Items from a figure collection:
%%

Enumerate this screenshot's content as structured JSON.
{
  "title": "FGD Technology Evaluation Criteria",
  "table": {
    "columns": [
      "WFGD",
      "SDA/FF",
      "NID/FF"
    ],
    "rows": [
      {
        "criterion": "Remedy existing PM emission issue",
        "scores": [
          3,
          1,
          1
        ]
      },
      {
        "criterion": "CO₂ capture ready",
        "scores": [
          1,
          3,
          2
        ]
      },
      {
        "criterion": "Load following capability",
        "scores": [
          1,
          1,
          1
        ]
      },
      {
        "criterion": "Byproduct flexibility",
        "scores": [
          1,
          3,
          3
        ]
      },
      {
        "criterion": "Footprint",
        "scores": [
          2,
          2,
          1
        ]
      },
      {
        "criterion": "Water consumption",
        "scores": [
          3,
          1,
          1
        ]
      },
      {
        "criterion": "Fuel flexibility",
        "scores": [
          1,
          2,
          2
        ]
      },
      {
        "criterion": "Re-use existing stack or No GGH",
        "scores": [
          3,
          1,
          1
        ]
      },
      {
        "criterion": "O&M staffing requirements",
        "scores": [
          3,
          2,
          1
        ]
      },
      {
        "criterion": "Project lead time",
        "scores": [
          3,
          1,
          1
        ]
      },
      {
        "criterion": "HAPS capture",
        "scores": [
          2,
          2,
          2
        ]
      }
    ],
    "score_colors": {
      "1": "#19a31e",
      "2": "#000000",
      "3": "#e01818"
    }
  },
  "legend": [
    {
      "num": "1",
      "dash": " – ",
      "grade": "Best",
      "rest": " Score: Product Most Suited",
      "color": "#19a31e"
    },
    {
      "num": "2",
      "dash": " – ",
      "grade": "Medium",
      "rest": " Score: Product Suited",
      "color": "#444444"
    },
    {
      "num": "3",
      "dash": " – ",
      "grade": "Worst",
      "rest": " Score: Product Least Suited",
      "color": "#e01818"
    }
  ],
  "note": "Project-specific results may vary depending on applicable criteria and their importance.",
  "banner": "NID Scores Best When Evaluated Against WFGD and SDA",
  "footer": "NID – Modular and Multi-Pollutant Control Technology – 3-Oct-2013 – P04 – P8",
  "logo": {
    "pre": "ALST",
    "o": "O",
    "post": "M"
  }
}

%%

Work to do » Type the material above out again, exactly.

Response for this exercise »
Enumerate this screenshot's content as structured JSON.
{
  "title": "FGD Technology Evaluation Criteria",
  "table": {
    "columns": [
      "WFGD",
      "SDA/FF",
      "NID/FF"
    ],
    "rows": [
      {
        "criterion": "Remedy existing PM emission issue",
        "scores": [
          3,
          1,
          1
        ]
      },
      {
        "criterion": "CO₂ capture ready",
        "scores": [
          1,
          3,
          2
        ]
      },
      {
        "criterion": "Load following capability",
        "scores": [
          1,
          1,
          1
        ]
      },
      {
        "criterion": "Byproduct flexibility",
        "scores": [
          1,
          3,
          3
        ]
      },
      {
        "criterion": "Footprint",
        "scores": [
          2,
          2,
          1
        ]
      },
      {
        "criterion": "Water consumption",
        "scores": [
          3,
          1,
          1
        ]
      },
      {
        "criterion": "Fuel flexibility",
        "scores": [
          1,
          2,
          2
        ]
      },
      {
        "criterion": "Re-use existing stack or No GGH",
        "scores": [
          3,
          1,
          1
        ]
      },
      {
        "criterion": "O&M staffing requirements",
        "scores": [
          3,
          2,
          1
        ]
      },
      {
        "criterion": "Project lead time",
        "scores": [
          3,
          1,
          1
        ]
      },
      {
        "criterion": "HAPS capture",
        "scores": [
          2,
          2,
          2
        ]
      }
    ],
    "score_colors": {
      "1": "#19a31e",
      "2": "#000000",
      "3": "#e01818"
    }
  },
  "legend": [
    {
      "num": "1",
      "dash": " – ",
      "grade": "Best",
      "rest": " Score: Product Most Suited",
      "color": "#19a31e"
    },
    {
      "num": "2",
      "dash": " – ",
      "grade": "Medium",
      "rest": " Score: Product Suited",
      "color": "#444444"
    },
    {
      "num": "3",
      "dash": " – ",
      "grade": "Worst",
      "rest": " Score: Product Least Suited",
      "color": "#e01818"
    }
  ],
  "note": "Project-specific results may vary depending on applicable criteria and their importance.",
  "banner": "NID Scores Best When Evaluated Against WFGD and SDA",
  "footer": "NID – Modular and Multi-Pollutant Control Technology – 3-Oct-2013 – P04 – P8",
  "logo": {
    "pre": "ALST",
    "o": "O",
    "post": "M"
  }
}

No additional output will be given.